>>

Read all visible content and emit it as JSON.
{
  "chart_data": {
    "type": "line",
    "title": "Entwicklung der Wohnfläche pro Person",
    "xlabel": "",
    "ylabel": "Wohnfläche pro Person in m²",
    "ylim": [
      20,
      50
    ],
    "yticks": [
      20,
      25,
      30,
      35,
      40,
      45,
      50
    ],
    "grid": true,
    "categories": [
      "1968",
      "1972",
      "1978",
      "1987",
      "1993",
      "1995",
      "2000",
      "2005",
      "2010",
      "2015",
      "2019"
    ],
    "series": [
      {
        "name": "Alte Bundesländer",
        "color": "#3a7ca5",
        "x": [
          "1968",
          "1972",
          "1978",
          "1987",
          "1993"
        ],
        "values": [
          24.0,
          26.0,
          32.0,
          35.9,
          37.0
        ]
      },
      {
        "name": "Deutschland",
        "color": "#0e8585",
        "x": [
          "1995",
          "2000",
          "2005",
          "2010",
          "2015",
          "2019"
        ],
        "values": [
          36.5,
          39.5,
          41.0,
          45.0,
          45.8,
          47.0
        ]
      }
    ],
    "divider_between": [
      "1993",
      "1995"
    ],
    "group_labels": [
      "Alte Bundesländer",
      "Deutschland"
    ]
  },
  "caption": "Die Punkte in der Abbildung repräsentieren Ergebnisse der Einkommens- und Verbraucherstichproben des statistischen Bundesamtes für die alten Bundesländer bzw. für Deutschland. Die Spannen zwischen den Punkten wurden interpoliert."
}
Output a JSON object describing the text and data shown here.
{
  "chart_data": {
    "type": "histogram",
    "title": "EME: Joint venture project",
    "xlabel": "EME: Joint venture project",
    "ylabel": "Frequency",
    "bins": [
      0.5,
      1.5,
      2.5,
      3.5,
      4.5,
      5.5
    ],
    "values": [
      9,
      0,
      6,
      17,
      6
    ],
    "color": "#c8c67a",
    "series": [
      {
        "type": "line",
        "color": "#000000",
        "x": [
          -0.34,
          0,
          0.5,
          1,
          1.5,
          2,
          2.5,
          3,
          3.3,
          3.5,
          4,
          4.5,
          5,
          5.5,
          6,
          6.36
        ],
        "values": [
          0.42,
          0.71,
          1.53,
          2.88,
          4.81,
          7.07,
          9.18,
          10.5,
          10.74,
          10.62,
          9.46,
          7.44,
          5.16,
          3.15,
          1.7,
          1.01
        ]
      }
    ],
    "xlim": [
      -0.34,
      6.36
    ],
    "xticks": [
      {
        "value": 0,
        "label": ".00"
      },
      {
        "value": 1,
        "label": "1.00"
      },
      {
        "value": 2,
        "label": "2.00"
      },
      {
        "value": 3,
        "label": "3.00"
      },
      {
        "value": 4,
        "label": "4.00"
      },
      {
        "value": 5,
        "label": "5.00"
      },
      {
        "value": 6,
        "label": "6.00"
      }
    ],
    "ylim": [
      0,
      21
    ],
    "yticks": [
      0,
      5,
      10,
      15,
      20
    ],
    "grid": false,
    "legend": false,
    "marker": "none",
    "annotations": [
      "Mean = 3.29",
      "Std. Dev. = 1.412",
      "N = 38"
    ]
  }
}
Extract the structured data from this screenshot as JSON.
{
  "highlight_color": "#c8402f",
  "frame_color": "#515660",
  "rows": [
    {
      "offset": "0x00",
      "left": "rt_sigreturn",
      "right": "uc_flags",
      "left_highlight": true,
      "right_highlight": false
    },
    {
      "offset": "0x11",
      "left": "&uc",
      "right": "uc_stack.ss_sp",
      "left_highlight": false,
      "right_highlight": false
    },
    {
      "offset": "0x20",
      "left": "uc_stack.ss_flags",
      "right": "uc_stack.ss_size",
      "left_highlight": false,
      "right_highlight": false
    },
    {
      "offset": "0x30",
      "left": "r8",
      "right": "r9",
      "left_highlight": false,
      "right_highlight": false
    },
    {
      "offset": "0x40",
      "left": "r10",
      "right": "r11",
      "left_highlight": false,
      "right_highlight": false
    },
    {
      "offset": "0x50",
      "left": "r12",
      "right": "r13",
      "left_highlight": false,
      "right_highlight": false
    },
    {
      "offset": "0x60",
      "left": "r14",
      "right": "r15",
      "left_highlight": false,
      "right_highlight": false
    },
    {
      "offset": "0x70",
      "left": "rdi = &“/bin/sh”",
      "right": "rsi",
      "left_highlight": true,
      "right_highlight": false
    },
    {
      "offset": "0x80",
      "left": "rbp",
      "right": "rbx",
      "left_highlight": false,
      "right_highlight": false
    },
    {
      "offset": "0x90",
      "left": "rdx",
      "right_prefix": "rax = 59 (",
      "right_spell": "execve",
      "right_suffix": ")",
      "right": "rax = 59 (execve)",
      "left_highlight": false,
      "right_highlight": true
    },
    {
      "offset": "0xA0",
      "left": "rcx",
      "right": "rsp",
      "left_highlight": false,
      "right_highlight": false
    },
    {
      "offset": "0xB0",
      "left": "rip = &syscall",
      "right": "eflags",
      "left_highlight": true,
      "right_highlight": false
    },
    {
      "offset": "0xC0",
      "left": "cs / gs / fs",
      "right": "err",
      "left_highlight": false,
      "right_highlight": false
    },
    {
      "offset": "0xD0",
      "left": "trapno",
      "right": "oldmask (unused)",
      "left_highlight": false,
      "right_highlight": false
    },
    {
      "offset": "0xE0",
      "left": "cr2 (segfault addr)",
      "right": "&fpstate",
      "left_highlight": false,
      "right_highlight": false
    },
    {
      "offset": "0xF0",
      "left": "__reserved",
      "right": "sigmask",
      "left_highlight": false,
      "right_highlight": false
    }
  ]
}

<<

### WHAT IS REQUIRED
Which lines of the data above contain "Wohnfläche"? Copy each one.

### PROBLEM SOLUTION
    "title": "Entwicklung der Wohnfläche pro Person",
    "ylabel": "Wohnfläche pro Person in m²",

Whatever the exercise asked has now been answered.